PROBLEM DETAILS
Gather up all lines that carry the word "Identified".

Items from a figure collection
*****

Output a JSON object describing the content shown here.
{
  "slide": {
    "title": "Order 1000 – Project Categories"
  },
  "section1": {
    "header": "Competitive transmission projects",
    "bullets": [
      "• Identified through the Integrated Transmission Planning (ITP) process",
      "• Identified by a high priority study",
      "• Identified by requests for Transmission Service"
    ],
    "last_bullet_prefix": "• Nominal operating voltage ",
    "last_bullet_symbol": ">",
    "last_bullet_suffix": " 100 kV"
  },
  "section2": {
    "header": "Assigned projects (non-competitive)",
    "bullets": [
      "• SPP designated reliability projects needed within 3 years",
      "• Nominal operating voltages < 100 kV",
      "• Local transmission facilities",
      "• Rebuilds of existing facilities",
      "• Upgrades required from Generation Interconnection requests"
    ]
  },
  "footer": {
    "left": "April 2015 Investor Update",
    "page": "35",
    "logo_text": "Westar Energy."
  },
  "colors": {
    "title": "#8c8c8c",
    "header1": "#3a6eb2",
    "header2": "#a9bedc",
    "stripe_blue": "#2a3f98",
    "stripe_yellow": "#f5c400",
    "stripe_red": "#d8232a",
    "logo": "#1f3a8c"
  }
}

*****

FULL RESPONSE
      "• Identified through the Integrated Transmission Planning (ITP) process",
      "• Identified by a high priority study",
      "• Identified by requests for Transmission Service"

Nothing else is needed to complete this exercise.